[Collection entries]

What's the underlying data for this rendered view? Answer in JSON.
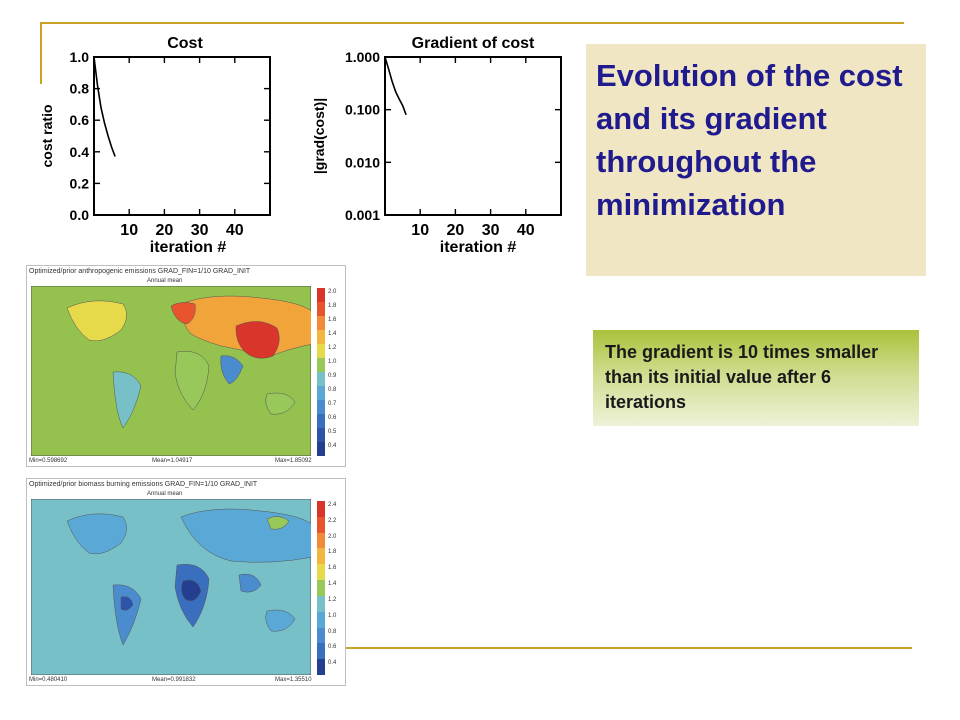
{
  "slide": {
    "title": "Evolution of the cost and its gradient throughout the minimization",
    "note": "The gradient is 10 times smaller than its initial value after 6 iterations"
  },
  "colors": {
    "title_text": "#1f1b8f",
    "title_bg": "#f1e6c3",
    "accent_rule": "#c9a227",
    "note_gradient_top": "#a9c23b"
  },
  "chart_data": [
    {
      "type": "line",
      "title": "Cost",
      "xlabel": "iteration #",
      "ylabel": "cost ratio",
      "xlim": [
        0,
        50
      ],
      "ylim": [
        0,
        1.0
      ],
      "xticks": [
        "10",
        "20",
        "30",
        "40"
      ],
      "yticks": [
        "0.0",
        "0.2",
        "0.4",
        "0.6",
        "0.8",
        "1.0"
      ],
      "series": [
        {
          "x": [
            0,
            1,
            2,
            3,
            4,
            5,
            6
          ],
          "y": [
            1.0,
            0.82,
            0.68,
            0.58,
            0.5,
            0.43,
            0.37
          ]
        }
      ]
    },
    {
      "type": "line",
      "title": "Gradient of cost",
      "xlabel": "iteration #",
      "ylabel": "|grad(cost)|",
      "xlim": [
        0,
        50
      ],
      "ylim": [
        0.001,
        1.0
      ],
      "yscale": "log",
      "xticks": [
        "10",
        "20",
        "30",
        "40"
      ],
      "yticks": [
        "1.000",
        "0.100",
        "0.010",
        "0.001"
      ],
      "series": [
        {
          "x": [
            0,
            1,
            2,
            3,
            4,
            5,
            6
          ],
          "y": [
            1.0,
            0.6,
            0.35,
            0.22,
            0.16,
            0.12,
            0.08
          ]
        }
      ]
    }
  ],
  "maps": [
    {
      "header": "Optimized/prior anthropogenic emissions GRAD_FIN=1/10 GRAD_INIT",
      "subtitle": "Annual mean",
      "footer_min": "Min=0.598692",
      "footer_mean": "Mean=1.04917",
      "footer_max": "Max=1.85092",
      "colorbar": [
        "2.0",
        "1.8",
        "1.6",
        "1.4",
        "1.2",
        "1.0",
        "0.9",
        "0.8",
        "0.7",
        "0.6",
        "0.5",
        "0.4"
      ],
      "colorbar_colors": [
        "#d9352b",
        "#e8542e",
        "#f28a3a",
        "#f3b640",
        "#e6d94a",
        "#98c75a",
        "#78c0c7",
        "#5aa8d6",
        "#4a8ccd",
        "#3a6fbf",
        "#2d54a8",
        "#243f8f"
      ]
    },
    {
      "header": "Optimized/prior biomass burning emissions GRAD_FIN=1/10 GRAD_INIT",
      "subtitle": "Annual mean",
      "footer_min": "Min=0.480410",
      "footer_mean": "Mean=0.991832",
      "footer_max": "Max=1.35510",
      "colorbar": [
        "2.4",
        "2.2",
        "2.0",
        "1.8",
        "1.6",
        "1.4",
        "1.2",
        "1.0",
        "0.8",
        "0.6",
        "0.4"
      ],
      "colorbar_colors": [
        "#d9352b",
        "#e8542e",
        "#f28a3a",
        "#f3b640",
        "#e6d94a",
        "#98c75a",
        "#78c0c7",
        "#5aa8d6",
        "#4a8ccd",
        "#3a6fbf",
        "#243f8f"
      ]
    }
  ]
}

> **EXERCISE**
Using the material above, retype each entry exactly and omit the pictures.

> **SOLUTION TO THE EXERCISE**
What's the underlying data for this rendered view? Answer in JSON.
{
  "slide": {
    "title": "Evolution of the cost and its gradient throughout the minimization",
    "note": "The gradient is 10 times smaller than its initial value after 6 iterations"
  },
  "colors": {
    "title_text": "#1f1b8f",
    "title_bg": "#f1e6c3",
    "accent_rule": "#c9a227",
    "note_gradient_top": "#a9c23b"
  },
  "chart_data": [
    {
      "type": "line",
      "title": "Cost",
      "xlabel": "iteration #",
      "ylabel": "cost ratio",
      "xlim": [
        0,
        50
      ],
      "ylim": [
        0,
        1.0
      ],
      "xticks": [
        "10",
        "20",
        "30",
        "40"
      ],
      "yticks": [
        "0.0",
        "0.2",
        "0.4",
        "0.6",
        "0.8",
        "1.0"
      ],
      "series": [
        {
          "x": [
            0,
            1,
            2,
            3,
            4,
            5,
            6
          ],
          "y": [
            1.0,
            0.82,
            0.68,
            0.58,
            0.5,
            0.43,
            0.37
          ]
        }
      ]
    },
    {
      "type": "line",
      "title": "Gradient of cost",
      "xlabel": "iteration #",
      "ylabel": "|grad(cost)|",
      "xlim": [
        0,
        50
      ],
      "ylim": [
        0.001,
        1.0
      ],
      "yscale": "log",
      "xticks": [
        "10",
        "20",
        "30",
        "40"
      ],
      "yticks": [
        "1.000",
        "0.100",
        "0.010",
        "0.001"
      ],
      "series": [
        {
          "x": [
            0,
            1,
            2,
            3,
            4,
            5,
            6
          ],
          "y": [
            1.0,
            0.6,
            0.35,
            0.22,
            0.16,
            0.12,
            0.08
          ]
        }
      ]
    }
  ],
  "maps": [
    {
      "header": "Optimized/prior anthropogenic emissions GRAD_FIN=1/10 GRAD_INIT",
      "subtitle": "Annual mean",
      "footer_min": "Min=0.598692",
      "footer_mean": "Mean=1.04917",
      "footer_max": "Max=1.85092",
      "colorbar": [
        "2.0",
        "1.8",
        "1.6",
        "1.4",
        "1.2",
        "1.0",
        "0.9",
        "0.8",
        "0.7",
        "0.6",
        "0.5",
        "0.4"
      ],
      "colorbar_colors": [
        "#d9352b",
        "#e8542e",
        "#f28a3a",
        "#f3b640",
        "#e6d94a",
        "#98c75a",
        "#78c0c7",
        "#5aa8d6",
        "#4a8ccd",
        "#3a6fbf",
        "#2d54a8",
        "#243f8f"
      ]
    },
    {
      "header": "Optimized/prior biomass burning emissions GRAD_FIN=1/10 GRAD_INIT",
      "subtitle": "Annual mean",
      "footer_min": "Min=0.480410",
      "footer_mean": "Mean=0.991832",
      "footer_max": "Max=1.35510",
      "colorbar": [
        "2.4",
        "2.2",
        "2.0",
        "1.8",
        "1.6",
        "1.4",
        "1.2",
        "1.0",
        "0.8",
        "0.6",
        "0.4"
      ],
      "colorbar_colors": [
        "#d9352b",
        "#e8542e",
        "#f28a3a",
        "#f3b640",
        "#e6d94a",
        "#98c75a",
        "#78c0c7",
        "#5aa8d6",
        "#4a8ccd",
        "#3a6fbf",
        "#243f8f"
      ]
    }
  ]
}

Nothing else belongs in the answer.